• _Exercise task_
Could you repeat the records below exactly, leaving out any pictures?

====================

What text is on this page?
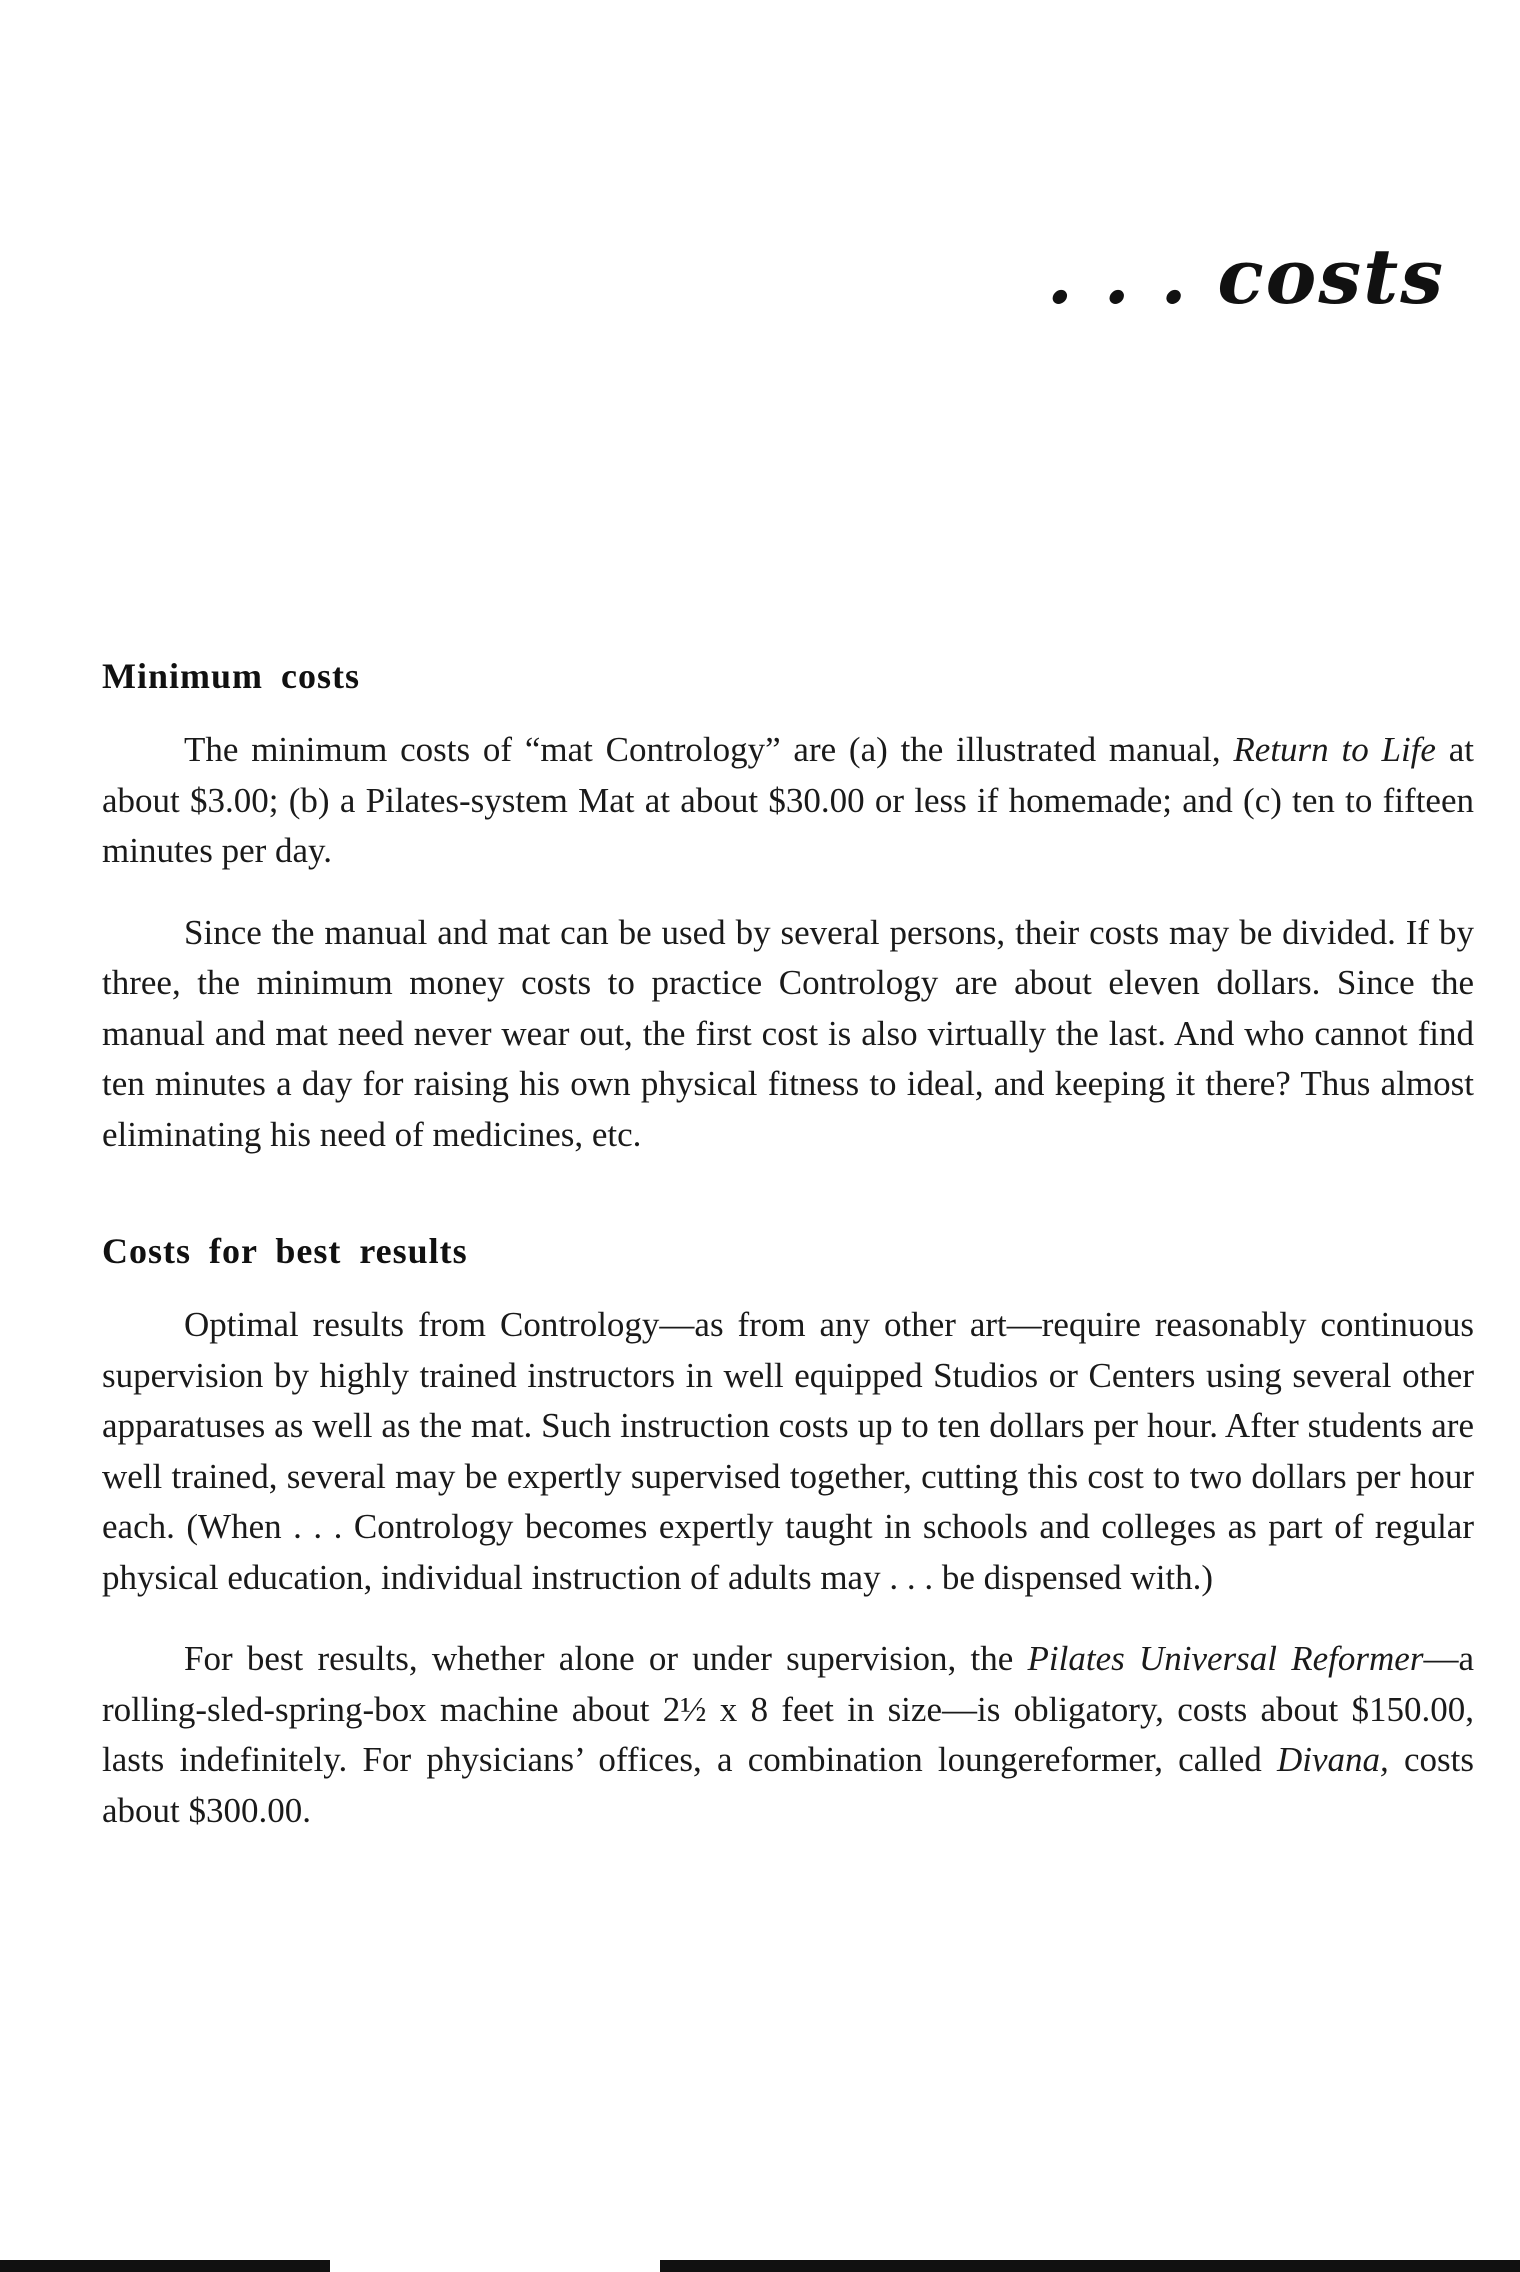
. . . costs
Minimum costs

The minimum costs of “mat Contrology” are (a) the illustrated manual, Return to Life at about $3.00; (b) a Pilates-system Mat at about $30.00 or less if homemade; and (c) ten to fifteen minutes per day.

Since the manual and mat can be used by several persons, their costs may be divided. If by three, the minimum money costs to practice Contrology are about eleven dollars. Since the manual and mat need never wear out, the first cost is also virtually the last. And who cannot find ten minutes a day for raising his own physical fitness to ideal, and keeping it there? Thus almost eliminating his need of medicines, etc.

Costs for best results

Optimal results from Contrology—as from any other art—require reasonably continuous supervision by highly trained instructors in well equipped Studios or Centers using several other apparatuses as well as the mat. Such instruction costs up to ten dollars per hour. After students are well trained, several may be expertly supervised together, cutting this cost to two dollars per hour each. (When . . . Contrology becomes expertly taught in schools and colleges as part of regular physical education, individual instruction of adults may . . . be dispensed with.)

For best results, whether alone or under supervision, the Pilates Universal Reformer—a rolling-sled-spring-box machine about 2½ x 8 feet in size—is obligatory, costs about $150.00, lasts indefinitely. For physicians’ offices, a combination loungereformer, called Divana, costs about $300.00.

====================

• _Complete answer_
What text is on this page?
. . . costs
Minimum costs

The minimum costs of “mat Contrology” are (a) the illustrated manual, Return to Life at about $3.00; (b) a Pilates-system Mat at about $30.00 or less if homemade; and (c) ten to fifteen minutes per day.

Since the manual and mat can be used by several persons, their costs may be divided. If by three, the minimum money costs to practice Contrology are about eleven dollars. Since the manual and mat need never wear out, the first cost is also virtually the last. And who cannot find ten minutes a day for raising his own physical fitness to ideal, and keeping it there? Thus almost eliminating his need of medicines, etc.

Costs for best results

Optimal results from Contrology—as from any other art—require reasonably continuous supervision by highly trained instructors in well equipped Studios or Centers using several other apparatuses as well as the mat. Such instruction costs up to ten dollars per hour. After students are well trained, several may be expertly supervised together, cutting this cost to two dollars per hour each. (When . . . Contrology becomes expertly taught in schools and colleges as part of regular physical education, individual instruction of adults may . . . be dispensed with.)

For best results, whether alone or under supervision, the Pilates Universal Reformer—a rolling-sled-spring-box machine about 2½ x 8 feet in size—is obligatory, costs about $150.00, lasts indefinitely. For physicians’ offices, a combination loungereformer, called Divana, costs about $300.00.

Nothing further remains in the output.